> [Task]: Below are records; count the lines in them that hold "this" and give only the count.

-- start of Recorded information --

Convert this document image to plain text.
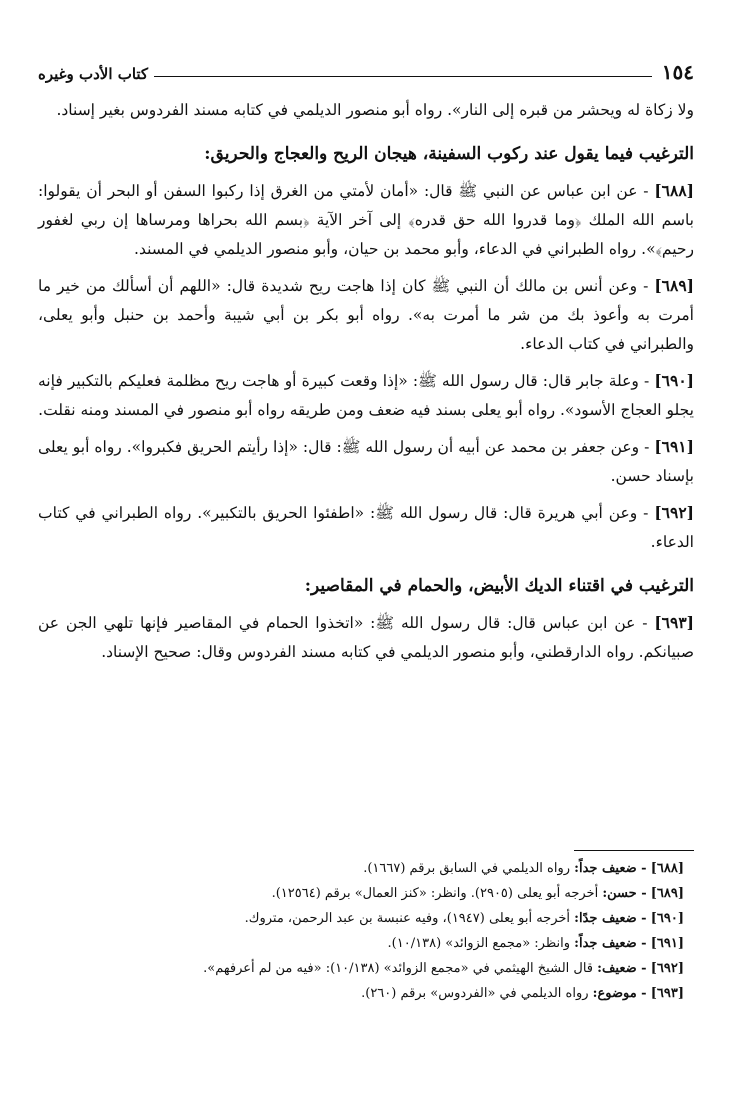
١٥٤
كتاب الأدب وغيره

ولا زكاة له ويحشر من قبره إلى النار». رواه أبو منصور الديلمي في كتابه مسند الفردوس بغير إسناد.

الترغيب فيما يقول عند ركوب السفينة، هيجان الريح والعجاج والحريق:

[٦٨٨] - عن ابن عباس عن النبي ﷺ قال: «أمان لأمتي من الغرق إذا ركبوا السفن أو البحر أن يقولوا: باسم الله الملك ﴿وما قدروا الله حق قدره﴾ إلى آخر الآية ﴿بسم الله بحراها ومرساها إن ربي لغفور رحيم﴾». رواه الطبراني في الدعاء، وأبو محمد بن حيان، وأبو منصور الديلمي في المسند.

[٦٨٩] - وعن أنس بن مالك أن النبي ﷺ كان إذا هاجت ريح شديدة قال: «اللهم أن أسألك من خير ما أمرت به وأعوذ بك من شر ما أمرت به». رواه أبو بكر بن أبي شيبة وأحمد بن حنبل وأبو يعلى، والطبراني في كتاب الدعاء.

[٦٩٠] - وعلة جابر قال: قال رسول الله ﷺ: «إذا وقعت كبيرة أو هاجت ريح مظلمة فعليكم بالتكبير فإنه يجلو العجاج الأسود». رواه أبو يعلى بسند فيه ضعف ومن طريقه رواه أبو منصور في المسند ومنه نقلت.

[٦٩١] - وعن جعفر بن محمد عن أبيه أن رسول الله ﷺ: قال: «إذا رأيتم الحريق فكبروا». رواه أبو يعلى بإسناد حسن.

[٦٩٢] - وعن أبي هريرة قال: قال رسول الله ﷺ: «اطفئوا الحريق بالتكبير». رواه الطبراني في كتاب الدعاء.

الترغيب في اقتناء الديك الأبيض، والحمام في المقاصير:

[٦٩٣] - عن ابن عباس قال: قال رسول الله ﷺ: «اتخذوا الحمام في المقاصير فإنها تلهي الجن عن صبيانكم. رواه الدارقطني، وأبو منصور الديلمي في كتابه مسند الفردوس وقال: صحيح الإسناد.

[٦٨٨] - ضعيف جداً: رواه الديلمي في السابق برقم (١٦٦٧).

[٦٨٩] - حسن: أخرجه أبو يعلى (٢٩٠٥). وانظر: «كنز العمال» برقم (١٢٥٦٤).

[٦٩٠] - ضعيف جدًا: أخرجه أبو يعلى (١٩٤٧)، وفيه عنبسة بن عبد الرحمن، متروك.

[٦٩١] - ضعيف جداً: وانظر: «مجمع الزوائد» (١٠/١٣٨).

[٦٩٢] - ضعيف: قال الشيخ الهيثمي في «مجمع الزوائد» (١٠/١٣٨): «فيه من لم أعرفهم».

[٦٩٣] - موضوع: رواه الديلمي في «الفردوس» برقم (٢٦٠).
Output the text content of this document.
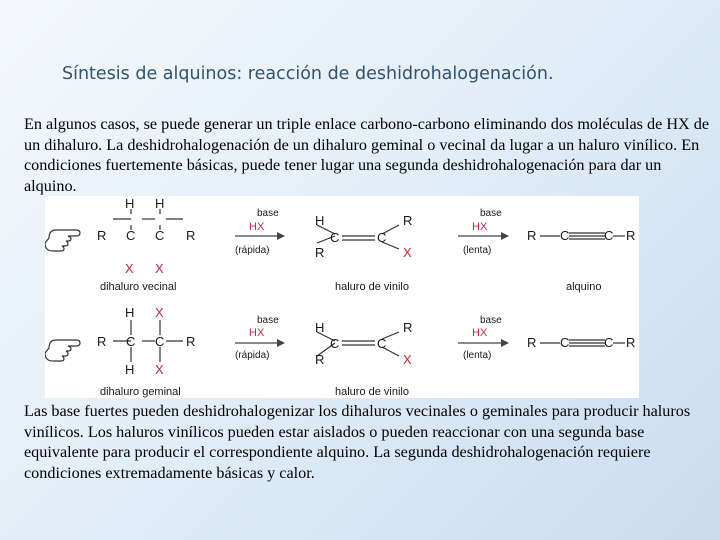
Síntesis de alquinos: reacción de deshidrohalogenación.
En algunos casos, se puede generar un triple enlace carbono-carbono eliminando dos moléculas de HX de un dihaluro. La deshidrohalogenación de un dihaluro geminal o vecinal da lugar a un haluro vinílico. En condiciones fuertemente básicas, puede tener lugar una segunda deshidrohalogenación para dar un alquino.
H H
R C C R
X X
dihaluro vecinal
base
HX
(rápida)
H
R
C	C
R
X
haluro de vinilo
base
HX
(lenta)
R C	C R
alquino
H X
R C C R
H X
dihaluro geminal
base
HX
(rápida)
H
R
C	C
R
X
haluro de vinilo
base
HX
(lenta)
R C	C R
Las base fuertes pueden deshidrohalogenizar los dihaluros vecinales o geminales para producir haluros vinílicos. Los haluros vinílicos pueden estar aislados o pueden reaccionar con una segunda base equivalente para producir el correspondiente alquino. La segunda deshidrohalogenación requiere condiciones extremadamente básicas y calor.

-- end of Recorded information --
-- start of Recorded information --

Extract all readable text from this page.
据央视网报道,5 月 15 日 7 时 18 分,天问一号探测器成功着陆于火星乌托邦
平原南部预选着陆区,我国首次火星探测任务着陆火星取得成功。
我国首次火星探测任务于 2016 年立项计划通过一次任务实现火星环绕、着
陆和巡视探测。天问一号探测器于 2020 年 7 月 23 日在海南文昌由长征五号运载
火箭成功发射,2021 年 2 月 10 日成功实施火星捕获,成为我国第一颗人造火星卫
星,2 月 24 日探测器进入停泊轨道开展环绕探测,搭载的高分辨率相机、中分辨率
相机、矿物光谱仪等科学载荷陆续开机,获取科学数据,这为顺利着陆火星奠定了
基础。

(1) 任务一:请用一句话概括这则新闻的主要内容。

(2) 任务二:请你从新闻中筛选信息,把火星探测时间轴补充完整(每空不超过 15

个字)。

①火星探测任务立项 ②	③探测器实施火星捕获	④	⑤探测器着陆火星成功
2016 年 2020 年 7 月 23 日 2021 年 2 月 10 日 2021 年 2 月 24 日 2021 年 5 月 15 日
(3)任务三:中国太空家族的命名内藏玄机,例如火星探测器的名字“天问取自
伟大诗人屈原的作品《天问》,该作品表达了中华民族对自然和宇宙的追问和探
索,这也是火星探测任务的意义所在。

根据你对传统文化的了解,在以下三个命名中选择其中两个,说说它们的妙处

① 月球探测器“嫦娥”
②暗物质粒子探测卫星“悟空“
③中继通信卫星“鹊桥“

-- end of Recorded information --

> [Result]: 3